Direction:
From the entries that follow, list every line in which the string "type" appears.

====== Input records ======

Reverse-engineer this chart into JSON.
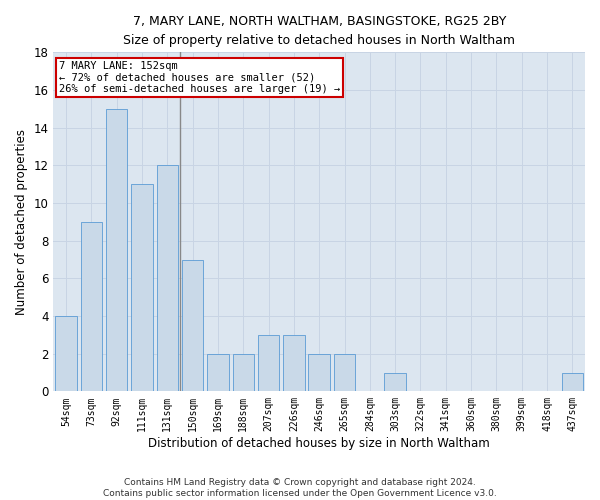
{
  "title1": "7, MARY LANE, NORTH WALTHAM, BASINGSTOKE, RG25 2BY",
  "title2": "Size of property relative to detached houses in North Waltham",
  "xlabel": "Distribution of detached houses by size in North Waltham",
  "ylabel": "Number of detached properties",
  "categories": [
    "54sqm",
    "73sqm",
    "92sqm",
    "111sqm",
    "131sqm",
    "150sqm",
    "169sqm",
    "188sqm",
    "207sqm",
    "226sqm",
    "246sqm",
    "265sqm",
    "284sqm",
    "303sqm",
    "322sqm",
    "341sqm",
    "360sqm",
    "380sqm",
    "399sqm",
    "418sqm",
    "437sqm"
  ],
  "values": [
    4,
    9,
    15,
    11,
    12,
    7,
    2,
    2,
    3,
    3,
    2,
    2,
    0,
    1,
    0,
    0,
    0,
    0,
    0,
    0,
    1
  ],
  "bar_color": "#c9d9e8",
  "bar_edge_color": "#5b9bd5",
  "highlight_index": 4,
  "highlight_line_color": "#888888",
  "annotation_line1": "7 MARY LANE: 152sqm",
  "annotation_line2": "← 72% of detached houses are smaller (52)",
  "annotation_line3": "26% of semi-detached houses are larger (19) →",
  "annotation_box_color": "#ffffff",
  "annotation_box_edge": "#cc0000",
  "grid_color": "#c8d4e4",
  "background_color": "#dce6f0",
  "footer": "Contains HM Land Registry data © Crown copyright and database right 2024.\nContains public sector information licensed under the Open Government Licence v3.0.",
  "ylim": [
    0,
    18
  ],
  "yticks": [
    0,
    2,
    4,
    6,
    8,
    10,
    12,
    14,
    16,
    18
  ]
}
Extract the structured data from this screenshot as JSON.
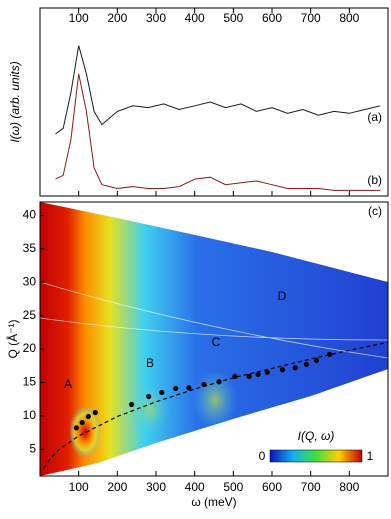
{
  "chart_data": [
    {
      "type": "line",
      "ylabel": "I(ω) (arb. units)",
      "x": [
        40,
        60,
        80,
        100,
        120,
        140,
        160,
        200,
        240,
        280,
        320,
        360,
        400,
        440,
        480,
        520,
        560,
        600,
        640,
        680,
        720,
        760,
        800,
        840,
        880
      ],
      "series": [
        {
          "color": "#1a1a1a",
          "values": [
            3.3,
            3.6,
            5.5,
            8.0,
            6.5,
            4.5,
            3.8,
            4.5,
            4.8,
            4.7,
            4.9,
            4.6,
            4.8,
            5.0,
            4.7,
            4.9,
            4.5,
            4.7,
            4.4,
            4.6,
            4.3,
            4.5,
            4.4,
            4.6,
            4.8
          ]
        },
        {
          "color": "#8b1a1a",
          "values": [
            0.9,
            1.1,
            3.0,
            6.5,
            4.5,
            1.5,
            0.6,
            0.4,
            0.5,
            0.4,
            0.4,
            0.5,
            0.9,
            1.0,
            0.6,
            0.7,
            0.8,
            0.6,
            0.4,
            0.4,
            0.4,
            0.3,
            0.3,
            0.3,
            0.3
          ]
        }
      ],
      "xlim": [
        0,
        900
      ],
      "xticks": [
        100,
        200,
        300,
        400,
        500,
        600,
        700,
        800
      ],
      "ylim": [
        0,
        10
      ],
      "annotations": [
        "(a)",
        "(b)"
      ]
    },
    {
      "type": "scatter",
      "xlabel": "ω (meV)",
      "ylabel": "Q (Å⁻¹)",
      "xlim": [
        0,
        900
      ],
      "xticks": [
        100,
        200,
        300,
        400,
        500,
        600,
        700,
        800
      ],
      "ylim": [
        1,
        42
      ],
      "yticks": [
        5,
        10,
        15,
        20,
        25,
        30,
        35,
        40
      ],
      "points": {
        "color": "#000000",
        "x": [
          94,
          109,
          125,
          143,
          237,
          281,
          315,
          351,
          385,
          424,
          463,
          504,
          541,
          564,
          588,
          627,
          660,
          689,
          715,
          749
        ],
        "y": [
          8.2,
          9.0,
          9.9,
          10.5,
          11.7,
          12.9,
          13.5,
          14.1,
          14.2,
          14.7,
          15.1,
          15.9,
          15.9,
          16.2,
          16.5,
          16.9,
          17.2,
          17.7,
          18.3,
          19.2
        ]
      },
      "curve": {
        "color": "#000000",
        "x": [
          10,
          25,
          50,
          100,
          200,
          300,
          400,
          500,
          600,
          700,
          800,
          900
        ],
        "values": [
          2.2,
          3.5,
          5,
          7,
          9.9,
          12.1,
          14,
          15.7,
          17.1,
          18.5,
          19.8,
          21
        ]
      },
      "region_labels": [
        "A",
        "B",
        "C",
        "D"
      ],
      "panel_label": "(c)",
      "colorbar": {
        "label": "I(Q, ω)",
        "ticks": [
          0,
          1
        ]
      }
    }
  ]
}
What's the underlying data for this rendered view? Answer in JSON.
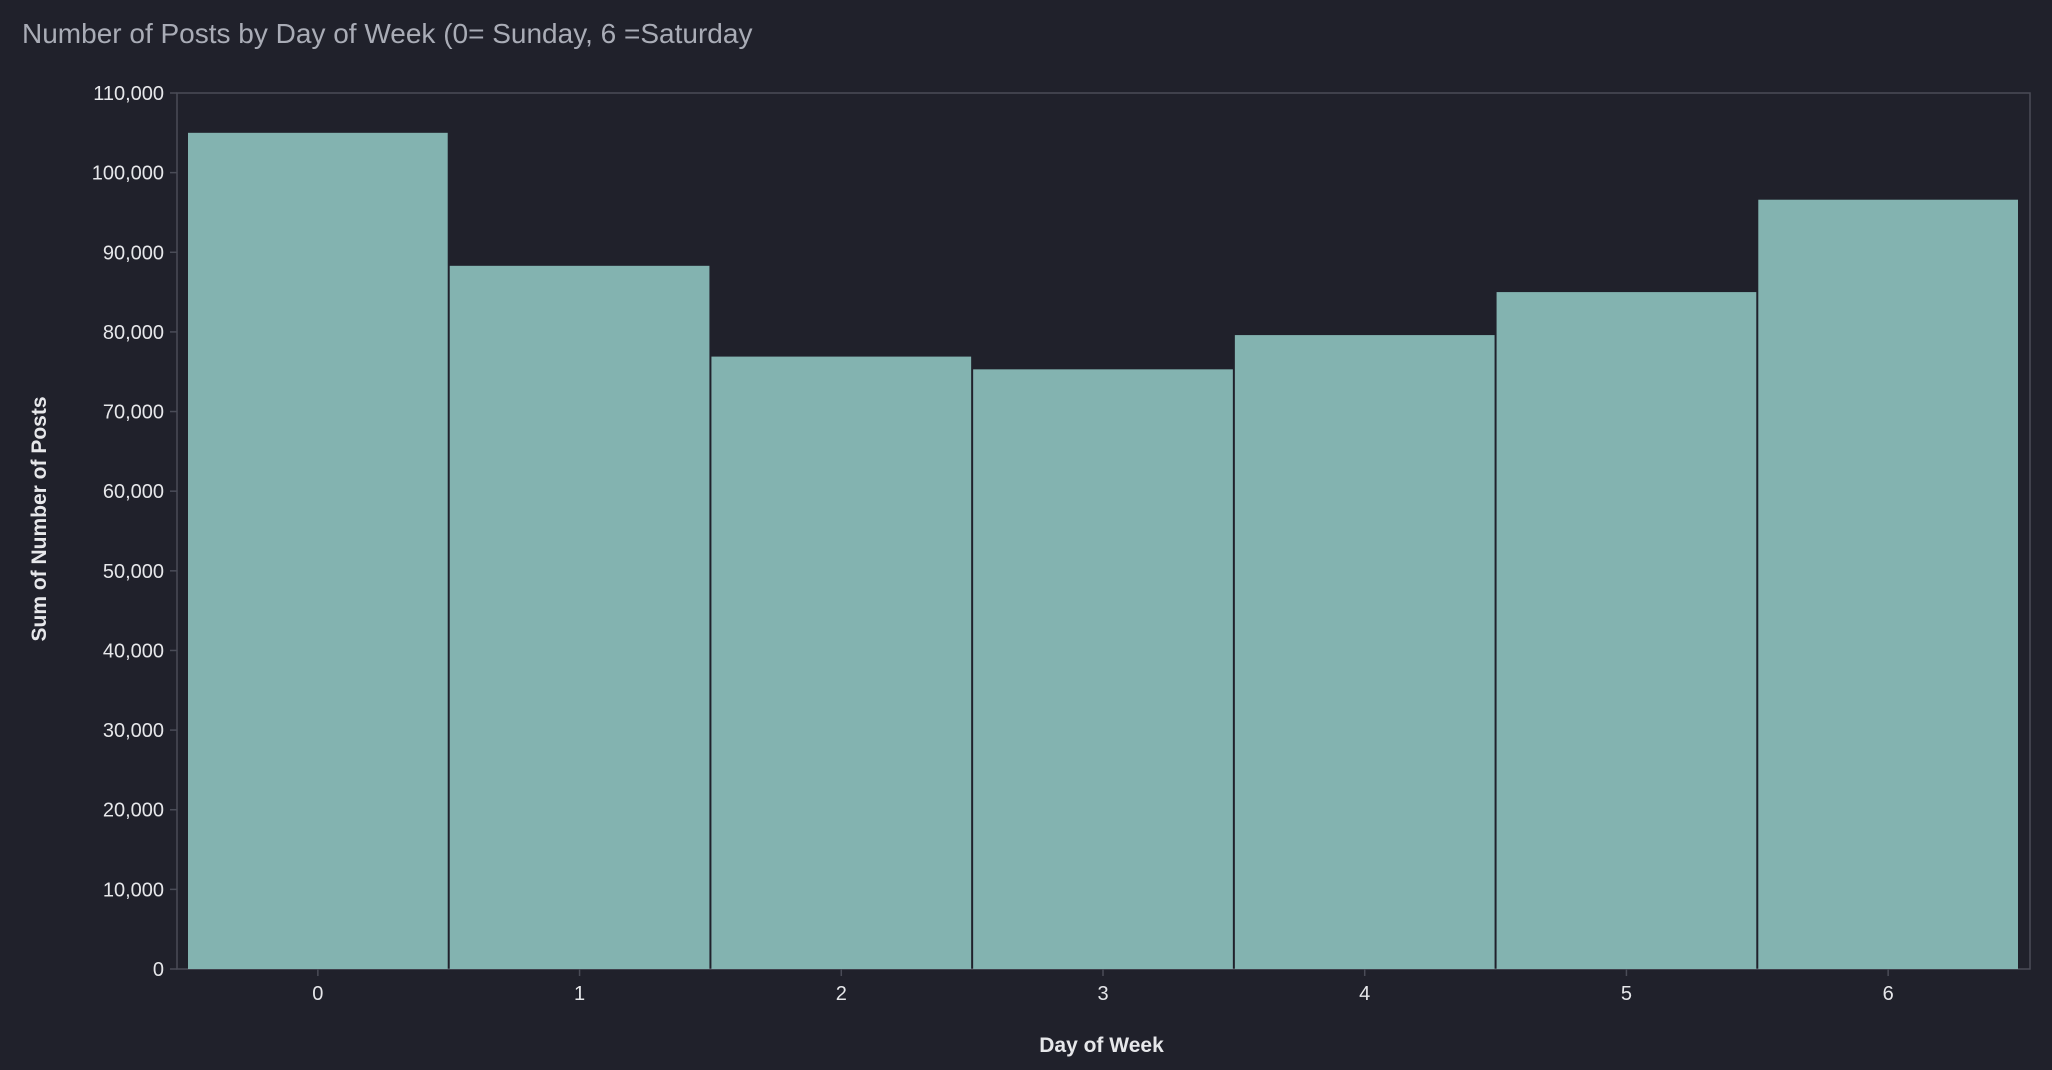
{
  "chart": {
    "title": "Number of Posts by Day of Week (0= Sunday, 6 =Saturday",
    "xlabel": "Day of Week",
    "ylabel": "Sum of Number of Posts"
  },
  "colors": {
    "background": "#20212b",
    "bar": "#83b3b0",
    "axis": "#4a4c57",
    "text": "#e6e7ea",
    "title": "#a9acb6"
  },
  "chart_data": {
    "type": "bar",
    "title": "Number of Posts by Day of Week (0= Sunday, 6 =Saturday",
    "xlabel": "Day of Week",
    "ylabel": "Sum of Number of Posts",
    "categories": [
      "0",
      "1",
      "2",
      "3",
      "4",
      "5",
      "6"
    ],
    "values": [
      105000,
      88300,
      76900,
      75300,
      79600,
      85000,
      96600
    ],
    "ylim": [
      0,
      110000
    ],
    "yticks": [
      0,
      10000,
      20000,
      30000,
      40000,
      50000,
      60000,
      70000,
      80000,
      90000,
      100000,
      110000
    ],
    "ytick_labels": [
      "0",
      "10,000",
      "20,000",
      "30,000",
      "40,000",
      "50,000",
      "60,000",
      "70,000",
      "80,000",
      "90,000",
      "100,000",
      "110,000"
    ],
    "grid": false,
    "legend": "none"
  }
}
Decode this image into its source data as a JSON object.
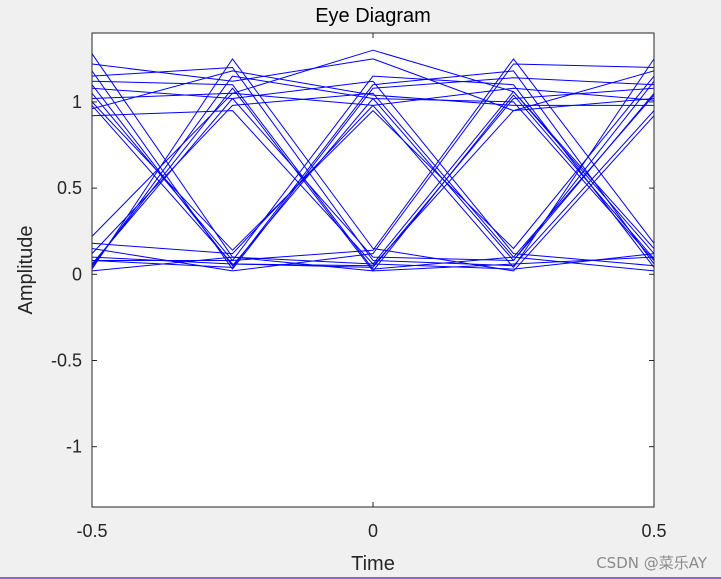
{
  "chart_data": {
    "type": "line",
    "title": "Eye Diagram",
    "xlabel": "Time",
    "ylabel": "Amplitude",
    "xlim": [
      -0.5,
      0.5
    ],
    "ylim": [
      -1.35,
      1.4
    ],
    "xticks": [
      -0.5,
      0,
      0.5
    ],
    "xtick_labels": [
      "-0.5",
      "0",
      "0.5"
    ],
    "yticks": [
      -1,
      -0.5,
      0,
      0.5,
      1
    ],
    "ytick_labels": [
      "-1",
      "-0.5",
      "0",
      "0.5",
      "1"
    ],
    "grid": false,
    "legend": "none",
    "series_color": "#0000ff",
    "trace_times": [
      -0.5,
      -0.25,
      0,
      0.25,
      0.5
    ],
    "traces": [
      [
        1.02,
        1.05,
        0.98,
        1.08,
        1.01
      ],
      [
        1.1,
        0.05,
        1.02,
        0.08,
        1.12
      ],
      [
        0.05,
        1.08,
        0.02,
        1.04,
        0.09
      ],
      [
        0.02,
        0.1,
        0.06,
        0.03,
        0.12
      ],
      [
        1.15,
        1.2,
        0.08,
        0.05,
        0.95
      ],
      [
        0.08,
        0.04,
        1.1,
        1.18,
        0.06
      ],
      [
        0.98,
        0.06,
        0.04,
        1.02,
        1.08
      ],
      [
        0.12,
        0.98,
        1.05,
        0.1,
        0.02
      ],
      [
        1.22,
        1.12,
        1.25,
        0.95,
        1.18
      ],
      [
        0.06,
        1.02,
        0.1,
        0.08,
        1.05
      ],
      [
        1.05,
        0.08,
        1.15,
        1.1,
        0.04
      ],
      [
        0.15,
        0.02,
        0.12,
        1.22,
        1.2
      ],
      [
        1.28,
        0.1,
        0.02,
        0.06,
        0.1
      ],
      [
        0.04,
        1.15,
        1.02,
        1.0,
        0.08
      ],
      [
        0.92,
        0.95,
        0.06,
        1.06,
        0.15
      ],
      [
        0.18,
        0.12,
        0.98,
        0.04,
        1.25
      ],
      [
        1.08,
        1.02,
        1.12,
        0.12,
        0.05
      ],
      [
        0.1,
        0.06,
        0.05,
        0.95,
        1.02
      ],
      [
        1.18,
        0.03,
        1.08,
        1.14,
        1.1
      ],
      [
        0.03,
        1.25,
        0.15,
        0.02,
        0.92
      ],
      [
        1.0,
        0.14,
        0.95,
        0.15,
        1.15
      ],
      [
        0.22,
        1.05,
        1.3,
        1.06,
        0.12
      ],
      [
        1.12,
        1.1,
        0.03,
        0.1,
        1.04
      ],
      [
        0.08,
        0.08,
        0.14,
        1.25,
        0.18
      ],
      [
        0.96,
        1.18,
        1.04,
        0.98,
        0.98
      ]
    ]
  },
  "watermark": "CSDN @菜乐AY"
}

======

Exercise result:
      "type": "line",
      "type": "scatter",
    "type": "bar",
    "type": "line",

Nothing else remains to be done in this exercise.